■ Aim of the exercise ■
For every line in the records that has the word "true", make a copy.

■ Data extract ■

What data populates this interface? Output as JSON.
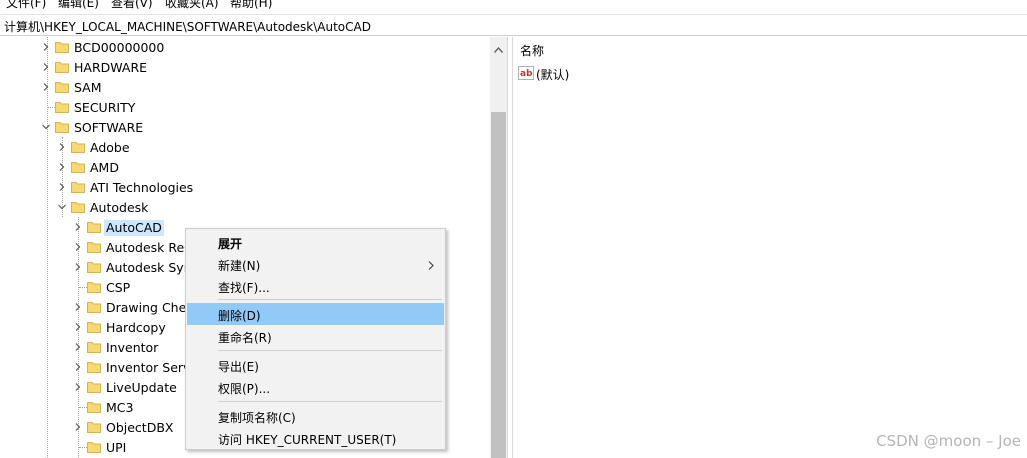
{
  "menubar": {
    "items": [
      "文件(F)",
      "编辑(E)",
      "查看(V)",
      "收藏夹(A)",
      "帮助(H)"
    ]
  },
  "address": {
    "path": "计算机\\HKEY_LOCAL_MACHINE\\SOFTWARE\\Autodesk\\AutoCAD"
  },
  "tree": {
    "items": [
      {
        "label": "BCD00000000",
        "level": 0,
        "expander": "collapsed"
      },
      {
        "label": "HARDWARE",
        "level": 0,
        "expander": "collapsed"
      },
      {
        "label": "SAM",
        "level": 0,
        "expander": "collapsed"
      },
      {
        "label": "SECURITY",
        "level": 0,
        "expander": "none"
      },
      {
        "label": "SOFTWARE",
        "level": 0,
        "expander": "expanded"
      },
      {
        "label": "Adobe",
        "level": 1,
        "expander": "collapsed"
      },
      {
        "label": "AMD",
        "level": 1,
        "expander": "collapsed"
      },
      {
        "label": "ATI Technologies",
        "level": 1,
        "expander": "collapsed"
      },
      {
        "label": "Autodesk",
        "level": 1,
        "expander": "expanded"
      },
      {
        "label": "AutoCAD",
        "level": 2,
        "expander": "collapsed",
        "selected": true
      },
      {
        "label": "Autodesk ReCap",
        "level": 2,
        "expander": "collapsed"
      },
      {
        "label": "Autodesk Sync",
        "level": 2,
        "expander": "collapsed"
      },
      {
        "label": "CSP",
        "level": 2,
        "expander": "none"
      },
      {
        "label": "Drawing Check",
        "level": 2,
        "expander": "collapsed"
      },
      {
        "label": "Hardcopy",
        "level": 2,
        "expander": "collapsed"
      },
      {
        "label": "Inventor",
        "level": 2,
        "expander": "collapsed"
      },
      {
        "label": "Inventor Server",
        "level": 2,
        "expander": "collapsed"
      },
      {
        "label": "LiveUpdate",
        "level": 2,
        "expander": "collapsed"
      },
      {
        "label": "MC3",
        "level": 2,
        "expander": "none"
      },
      {
        "label": "ObjectDBX",
        "level": 2,
        "expander": "collapsed"
      },
      {
        "label": "UPI",
        "level": 2,
        "expander": "none"
      }
    ]
  },
  "values_pane": {
    "column_name": "名称",
    "rows": [
      {
        "icon": "string-value-icon",
        "name": "(默认)"
      }
    ]
  },
  "context_menu": {
    "items": [
      {
        "label": "展开",
        "bold": true
      },
      {
        "label": "新建(N)",
        "submenu": true
      },
      {
        "label": "查找(F)..."
      },
      {
        "label": "删除(D)",
        "highlighted": true
      },
      {
        "label": "重命名(R)"
      },
      {
        "label": "导出(E)"
      },
      {
        "label": "权限(P)..."
      },
      {
        "label": "复制项名称(C)"
      },
      {
        "label": "访问 HKEY_CURRENT_USER(T)"
      }
    ]
  },
  "watermark": "CSDN @moon – Joe",
  "colors": {
    "selection": "#cce8ff",
    "menu_highlight": "#91c9f7",
    "folder": "#f8d775"
  }
}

■ Written answer ■
        "selected": true
        "bold": true
        "submenu": true
        "highlighted": true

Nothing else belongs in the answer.